**Do this:** Restate, word for word, all of the material shown below.

**Entries from a dataset:**
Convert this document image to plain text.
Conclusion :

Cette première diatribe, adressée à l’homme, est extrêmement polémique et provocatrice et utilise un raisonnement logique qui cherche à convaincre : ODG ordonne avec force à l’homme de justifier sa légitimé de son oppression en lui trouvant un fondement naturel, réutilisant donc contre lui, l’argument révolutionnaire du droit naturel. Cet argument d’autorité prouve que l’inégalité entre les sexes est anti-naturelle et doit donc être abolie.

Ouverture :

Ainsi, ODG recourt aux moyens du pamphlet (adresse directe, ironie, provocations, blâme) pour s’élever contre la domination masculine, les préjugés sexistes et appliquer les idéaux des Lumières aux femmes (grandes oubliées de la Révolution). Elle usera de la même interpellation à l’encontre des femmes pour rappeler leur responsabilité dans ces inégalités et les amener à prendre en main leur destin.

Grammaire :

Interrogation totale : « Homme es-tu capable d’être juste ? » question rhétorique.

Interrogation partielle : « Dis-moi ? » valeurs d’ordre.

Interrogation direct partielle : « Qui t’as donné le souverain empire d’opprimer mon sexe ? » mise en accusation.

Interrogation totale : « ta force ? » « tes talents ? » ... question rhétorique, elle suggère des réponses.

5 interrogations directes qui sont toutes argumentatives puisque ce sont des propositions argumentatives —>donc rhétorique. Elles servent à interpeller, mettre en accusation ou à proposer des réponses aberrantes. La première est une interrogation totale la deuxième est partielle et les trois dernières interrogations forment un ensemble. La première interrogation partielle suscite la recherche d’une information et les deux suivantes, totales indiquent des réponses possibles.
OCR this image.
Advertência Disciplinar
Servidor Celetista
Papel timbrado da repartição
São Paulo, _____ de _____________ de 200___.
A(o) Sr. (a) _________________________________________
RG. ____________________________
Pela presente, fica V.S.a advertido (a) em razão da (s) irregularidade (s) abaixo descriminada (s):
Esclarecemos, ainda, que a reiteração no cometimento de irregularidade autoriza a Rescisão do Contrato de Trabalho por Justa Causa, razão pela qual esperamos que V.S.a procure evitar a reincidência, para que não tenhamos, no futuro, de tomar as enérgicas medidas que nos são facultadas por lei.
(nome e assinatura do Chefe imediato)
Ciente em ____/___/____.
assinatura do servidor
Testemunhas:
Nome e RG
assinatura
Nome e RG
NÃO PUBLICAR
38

**Written response:**
Convert this document image to plain text.
Conclusion :

Cette première diatribe, adressée à l’homme, est extrêmement polémique et provocatrice et utilise un raisonnement logique qui cherche à convaincre : ODG ordonne avec force à l’homme de justifier sa légitimé de son oppression en lui trouvant un fondement naturel, réutilisant donc contre lui, l’argument révolutionnaire du droit naturel. Cet argument d’autorité prouve que l’inégalité entre les sexes est anti-naturelle et doit donc être abolie.

Ouverture :

Ainsi, ODG recourt aux moyens du pamphlet (adresse directe, ironie, provocations, blâme) pour s’élever contre la domination masculine, les préjugés sexistes et appliquer les idéaux des Lumières aux femmes (grandes oubliées de la Révolution). Elle usera de la même interpellation à l’encontre des femmes pour rappeler leur responsabilité dans ces inégalités et les amener à prendre en main leur destin.

Grammaire :

Interrogation totale : « Homme es-tu capable d’être juste ? » question rhétorique.

Interrogation partielle : « Dis-moi ? » valeurs d’ordre.

Interrogation direct partielle : « Qui t’as donné le souverain empire d’opprimer mon sexe ? » mise en accusation.

Interrogation totale : « ta force ? » « tes talents ? » ... question rhétorique, elle suggère des réponses.

5 interrogations directes qui sont toutes argumentatives puisque ce sont des propositions argumentatives —>donc rhétorique. Elles servent à interpeller, mettre en accusation ou à proposer des réponses aberrantes. La première est une interrogation totale la deuxième est partielle et les trois dernières interrogations forment un ensemble. La première interrogation partielle suscite la recherche d’une information et les deux suivantes, totales indiquent des réponses possibles.
OCR this image.
Advertência Disciplinar
Servidor Celetista
Papel timbrado da repartição
São Paulo, _____ de _____________ de 200___.
A(o) Sr. (a) _________________________________________
RG. ____________________________
Pela presente, fica V.S.a advertido (a) em razão da (s) irregularidade (s) abaixo descriminada (s):
Esclarecemos, ainda, que a reiteração no cometimento de irregularidade autoriza a Rescisão do Contrato de Trabalho por Justa Causa, razão pela qual esperamos que V.S.a procure evitar a reincidência, para que não tenhamos, no futuro, de tomar as enérgicas medidas que nos são facultadas por lei.
(nome e assinatura do Chefe imediato)
Ciente em ____/___/____.
assinatura do servidor
Testemunhas:
Nome e RG
assinatura
Nome e RG
NÃO PUBLICAR
38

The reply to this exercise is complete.